:: Records supplied ::

......

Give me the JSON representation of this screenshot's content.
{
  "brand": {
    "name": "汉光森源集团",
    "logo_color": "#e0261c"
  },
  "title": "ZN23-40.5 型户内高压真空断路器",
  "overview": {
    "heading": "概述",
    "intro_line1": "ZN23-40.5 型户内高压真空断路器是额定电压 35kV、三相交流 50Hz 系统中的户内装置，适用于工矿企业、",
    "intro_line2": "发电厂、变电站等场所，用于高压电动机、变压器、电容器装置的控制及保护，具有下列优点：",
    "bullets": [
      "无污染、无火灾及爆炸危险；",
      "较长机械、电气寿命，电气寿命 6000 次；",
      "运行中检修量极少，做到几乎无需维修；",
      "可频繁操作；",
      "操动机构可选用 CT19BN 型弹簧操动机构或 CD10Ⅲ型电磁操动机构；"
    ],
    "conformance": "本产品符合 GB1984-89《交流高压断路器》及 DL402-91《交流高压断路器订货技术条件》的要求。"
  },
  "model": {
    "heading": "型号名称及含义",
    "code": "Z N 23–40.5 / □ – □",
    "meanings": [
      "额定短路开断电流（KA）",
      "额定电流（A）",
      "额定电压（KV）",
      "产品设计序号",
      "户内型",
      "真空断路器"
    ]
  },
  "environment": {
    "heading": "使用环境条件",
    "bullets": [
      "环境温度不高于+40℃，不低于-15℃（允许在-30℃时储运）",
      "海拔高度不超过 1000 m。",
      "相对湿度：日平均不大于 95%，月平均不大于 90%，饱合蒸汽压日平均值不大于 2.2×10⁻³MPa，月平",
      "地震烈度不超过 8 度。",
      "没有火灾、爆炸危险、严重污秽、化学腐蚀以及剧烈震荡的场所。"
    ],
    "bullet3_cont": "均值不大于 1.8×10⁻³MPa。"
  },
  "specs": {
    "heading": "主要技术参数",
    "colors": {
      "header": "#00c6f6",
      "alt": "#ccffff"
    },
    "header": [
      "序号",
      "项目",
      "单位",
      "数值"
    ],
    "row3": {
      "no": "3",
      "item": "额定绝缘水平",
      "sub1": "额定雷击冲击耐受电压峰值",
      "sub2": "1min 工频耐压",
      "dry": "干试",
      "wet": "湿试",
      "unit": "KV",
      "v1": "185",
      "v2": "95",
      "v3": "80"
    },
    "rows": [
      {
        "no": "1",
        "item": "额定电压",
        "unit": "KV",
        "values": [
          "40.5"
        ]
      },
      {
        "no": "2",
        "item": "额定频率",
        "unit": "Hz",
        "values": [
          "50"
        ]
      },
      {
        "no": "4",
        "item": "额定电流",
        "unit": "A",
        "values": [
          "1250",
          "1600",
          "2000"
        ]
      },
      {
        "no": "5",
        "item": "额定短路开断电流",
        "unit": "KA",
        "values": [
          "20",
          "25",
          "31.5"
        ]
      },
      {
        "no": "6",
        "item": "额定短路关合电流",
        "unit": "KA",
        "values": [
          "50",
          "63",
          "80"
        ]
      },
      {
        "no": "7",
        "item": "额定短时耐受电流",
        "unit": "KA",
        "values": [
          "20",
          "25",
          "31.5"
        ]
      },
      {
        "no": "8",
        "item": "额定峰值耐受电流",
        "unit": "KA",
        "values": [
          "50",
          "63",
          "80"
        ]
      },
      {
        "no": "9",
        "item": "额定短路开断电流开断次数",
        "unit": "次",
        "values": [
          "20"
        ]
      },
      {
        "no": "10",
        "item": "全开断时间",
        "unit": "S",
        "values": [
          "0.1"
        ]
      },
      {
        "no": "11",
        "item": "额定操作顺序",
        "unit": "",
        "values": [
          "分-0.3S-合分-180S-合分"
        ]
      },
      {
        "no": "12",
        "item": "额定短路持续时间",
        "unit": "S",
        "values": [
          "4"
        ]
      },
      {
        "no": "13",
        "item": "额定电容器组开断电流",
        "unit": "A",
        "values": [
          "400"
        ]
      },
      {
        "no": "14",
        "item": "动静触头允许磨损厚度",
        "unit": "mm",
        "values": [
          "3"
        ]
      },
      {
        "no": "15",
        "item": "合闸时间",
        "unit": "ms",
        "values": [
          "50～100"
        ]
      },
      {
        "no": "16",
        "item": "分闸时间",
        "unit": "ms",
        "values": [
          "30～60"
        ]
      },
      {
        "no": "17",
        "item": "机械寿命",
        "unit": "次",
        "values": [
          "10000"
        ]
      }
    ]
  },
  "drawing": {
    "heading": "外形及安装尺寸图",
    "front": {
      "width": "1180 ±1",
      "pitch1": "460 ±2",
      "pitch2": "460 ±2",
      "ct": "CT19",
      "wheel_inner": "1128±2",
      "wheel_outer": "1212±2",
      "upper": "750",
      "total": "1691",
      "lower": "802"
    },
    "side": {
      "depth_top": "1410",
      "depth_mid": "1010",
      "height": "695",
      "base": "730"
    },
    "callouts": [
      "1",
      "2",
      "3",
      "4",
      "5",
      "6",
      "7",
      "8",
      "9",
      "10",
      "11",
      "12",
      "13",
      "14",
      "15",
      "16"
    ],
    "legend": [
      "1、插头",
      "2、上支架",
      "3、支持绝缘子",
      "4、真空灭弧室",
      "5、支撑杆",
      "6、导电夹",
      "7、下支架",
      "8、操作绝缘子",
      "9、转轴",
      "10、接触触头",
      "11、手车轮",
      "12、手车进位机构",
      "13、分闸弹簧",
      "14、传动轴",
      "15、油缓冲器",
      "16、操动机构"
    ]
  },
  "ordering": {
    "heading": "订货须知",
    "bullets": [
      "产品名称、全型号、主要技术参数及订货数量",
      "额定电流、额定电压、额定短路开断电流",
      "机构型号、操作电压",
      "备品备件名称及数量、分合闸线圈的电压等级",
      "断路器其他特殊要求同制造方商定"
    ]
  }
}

......

:: Problem ::
Scan the listing above for the word "³MPa" and copy every line that holds it.

:: Output for this task ::
      "相对湿度：日平均不大于 95%，月平均不大于 90%，饱合蒸汽压日平均值不大于 2.2×10⁻³MPa，月平",
    "bullet3_cont": "均值不大于 1.8×10⁻³MPa。"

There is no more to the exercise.